═══ Entries shown
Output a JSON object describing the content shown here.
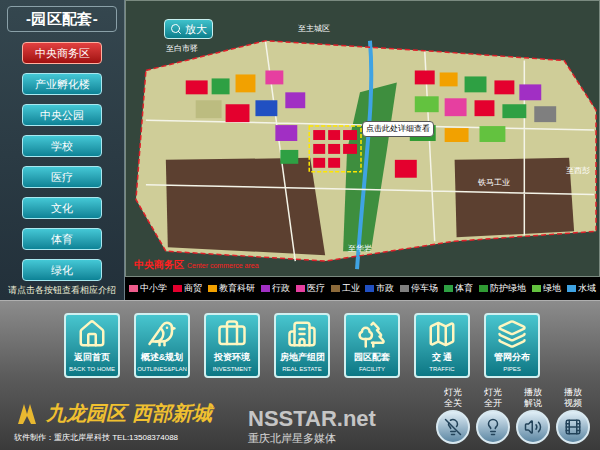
{
  "sidebar": {
    "title": "-园区配套-",
    "items": [
      {
        "label": "中央商务区",
        "selected": true
      },
      {
        "label": "产业孵化楼",
        "selected": false
      },
      {
        "label": "中央公园",
        "selected": false
      },
      {
        "label": "学校",
        "selected": false
      },
      {
        "label": "医疗",
        "selected": false
      },
      {
        "label": "文化",
        "selected": false
      },
      {
        "label": "体育",
        "selected": false
      },
      {
        "label": "绿化",
        "selected": false
      }
    ],
    "hint": "请点击各按钮查看相应介绍"
  },
  "map": {
    "zoom_button": "放大",
    "labels": [
      "至白市驿",
      "至主城区",
      "至西彭",
      "铁马工业",
      "至华岩"
    ],
    "callout": "点击此处详细查看",
    "area_title": "中央商务区",
    "area_subtitle": "Center commerce area"
  },
  "legend": [
    {
      "label": "中小学",
      "color": "#ee5c8c"
    },
    {
      "label": "商贸",
      "color": "#e4002e"
    },
    {
      "label": "教育科研",
      "color": "#f2a100"
    },
    {
      "label": "行政",
      "color": "#a12fc4"
    },
    {
      "label": "医疗",
      "color": "#e63fa0"
    },
    {
      "label": "工业",
      "color": "#8c6a3a"
    },
    {
      "label": "市政",
      "color": "#2150c2"
    },
    {
      "label": "停车场",
      "color": "#7f7f7f"
    },
    {
      "label": "体育",
      "color": "#2ea043"
    },
    {
      "label": "防护绿地",
      "color": "#2f9a33"
    },
    {
      "label": "绿地",
      "color": "#63c23f"
    },
    {
      "label": "水域",
      "color": "#3fa3e3"
    }
  ],
  "nav": [
    {
      "label": "返回首页",
      "sublabel": "BACK TO HOME"
    },
    {
      "label": "概述&规划",
      "sublabel": "OUTLINES&PLAN"
    },
    {
      "label": "投资环境",
      "sublabel": "INVESTMENT"
    },
    {
      "label": "房地产组团",
      "sublabel": "REAL ESTATE"
    },
    {
      "label": "园区配套",
      "sublabel": "FACILITY"
    },
    {
      "label": "交 通",
      "sublabel": "TRAFFIC"
    },
    {
      "label": "管网分布",
      "sublabel": "PIPES"
    }
  ],
  "logo": {
    "name": "九龙园区",
    "slogan": "西部新城"
  },
  "controls": [
    {
      "label": "灯光全关"
    },
    {
      "label": "灯光全开"
    },
    {
      "label": "播放解说"
    },
    {
      "label": "播放视频"
    }
  ],
  "credit": "软件制作：重庆北岸星科技 TEL:13508374088",
  "watermark": {
    "brand": "NSSTAR.net",
    "subtitle": "重庆北岸星多媒体"
  }
}
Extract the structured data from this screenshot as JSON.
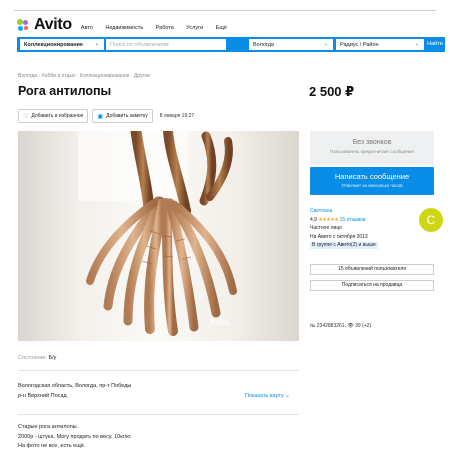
{
  "header": {
    "logo": "Avito",
    "nav": [
      "Авто",
      "Недвижимость",
      "Работа",
      "Услуги",
      "Ещё"
    ]
  },
  "search": {
    "category": "Коллекционирование",
    "placeholder": "Поиск по объявлениям",
    "city": "Вологда",
    "radius": "Радиус / Район",
    "button": "Найти"
  },
  "breadcrumbs": "Вологда · Хобби и отдых · Коллекционирование · Другое",
  "listing": {
    "title": "Рога антилопы",
    "price": "2 500 ₽",
    "favorite_label": "Добавить в избранное",
    "note_label": "Добавить заметку",
    "date": "8 января 19:27",
    "watermark": "Avito",
    "condition_label": "Состояние:",
    "condition_value": "Б/у",
    "address_line1": "Вологодская область, Вологда, пр-т Победы",
    "address_line2": "р-н Верхний Посад",
    "map_link": "Показать карту ⌄",
    "description": [
      "Старые рога антилопы.",
      "2000р - штука. Могу продать по весу. 10кг/кг.",
      "На фото не все, есть ещё."
    ]
  },
  "contact": {
    "no_calls_title": "Без звонков",
    "no_calls_sub": "Пользователь предпочитает сообщения",
    "write_title": "Написать сообщение",
    "write_sub": "Отвечает за несколько часов"
  },
  "seller": {
    "name": "Светлана",
    "rating": "4,9",
    "stars": "★★★★★",
    "reviews": "15 отзывов",
    "type": "Частное лицо",
    "since": "На Авито с октября 2013",
    "badge": "В группе с Авито(2) и выше",
    "avatar_letter": "С",
    "avatar_color": "#cfd613",
    "all_ads": "15 объявлений пользователя",
    "subscribe": "Подписаться на продавца"
  },
  "ad_meta": "№ 2342883261,  👁 39 (+2)",
  "colors": {
    "accent": "#0a8de6",
    "star": "#f5a623"
  }
}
══════
— Set problem —
Go through the records and copy each line with "Вологда" in it.

— Worked solution —
    "city": "Вологда",
  "breadcrumbs": "Вологда · Хобби и отдых · Коллекционирование · Другое",
    "address_line1": "Вологодская область, Вологда, пр-т Победы",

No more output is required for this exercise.